THE EXERCISE>
Copy out every line of the data exactly.

Dataset excerpts
%%

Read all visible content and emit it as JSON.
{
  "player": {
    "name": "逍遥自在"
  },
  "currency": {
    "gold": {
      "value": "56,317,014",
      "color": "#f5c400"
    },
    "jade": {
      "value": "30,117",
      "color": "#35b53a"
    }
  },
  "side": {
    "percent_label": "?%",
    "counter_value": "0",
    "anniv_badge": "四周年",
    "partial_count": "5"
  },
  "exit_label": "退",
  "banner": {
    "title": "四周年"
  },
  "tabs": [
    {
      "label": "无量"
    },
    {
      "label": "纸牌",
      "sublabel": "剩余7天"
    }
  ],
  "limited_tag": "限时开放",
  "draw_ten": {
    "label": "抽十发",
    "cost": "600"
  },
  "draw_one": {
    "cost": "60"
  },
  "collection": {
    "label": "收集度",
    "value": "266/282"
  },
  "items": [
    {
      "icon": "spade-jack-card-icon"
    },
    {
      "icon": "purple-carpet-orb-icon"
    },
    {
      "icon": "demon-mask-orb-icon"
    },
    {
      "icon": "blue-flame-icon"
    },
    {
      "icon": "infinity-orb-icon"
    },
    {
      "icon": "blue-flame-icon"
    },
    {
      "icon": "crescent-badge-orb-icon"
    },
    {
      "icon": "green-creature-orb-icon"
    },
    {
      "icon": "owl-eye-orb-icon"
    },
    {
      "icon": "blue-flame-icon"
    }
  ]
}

%%

REPLY TO THE TASK>
Read all visible content and emit it as JSON.
{
  "player": {
    "name": "逍遥自在"
  },
  "currency": {
    "gold": {
      "value": "56,317,014",
      "color": "#f5c400"
    },
    "jade": {
      "value": "30,117",
      "color": "#35b53a"
    }
  },
  "side": {
    "percent_label": "?%",
    "counter_value": "0",
    "anniv_badge": "四周年",
    "partial_count": "5"
  },
  "exit_label": "退",
  "banner": {
    "title": "四周年"
  },
  "tabs": [
    {
      "label": "无量"
    },
    {
      "label": "纸牌",
      "sublabel": "剩余7天"
    }
  ],
  "limited_tag": "限时开放",
  "draw_ten": {
    "label": "抽十发",
    "cost": "600"
  },
  "draw_one": {
    "cost": "60"
  },
  "collection": {
    "label": "收集度",
    "value": "266/282"
  },
  "items": [
    {
      "icon": "spade-jack-card-icon"
    },
    {
      "icon": "purple-carpet-orb-icon"
    },
    {
      "icon": "demon-mask-orb-icon"
    },
    {
      "icon": "blue-flame-icon"
    },
    {
      "icon": "infinity-orb-icon"
    },
    {
      "icon": "blue-flame-icon"
    },
    {
      "icon": "crescent-badge-orb-icon"
    },
    {
      "icon": "green-creature-orb-icon"
    },
    {
      "icon": "owl-eye-orb-icon"
    },
    {
      "icon": "blue-flame-icon"
    }
  ]
}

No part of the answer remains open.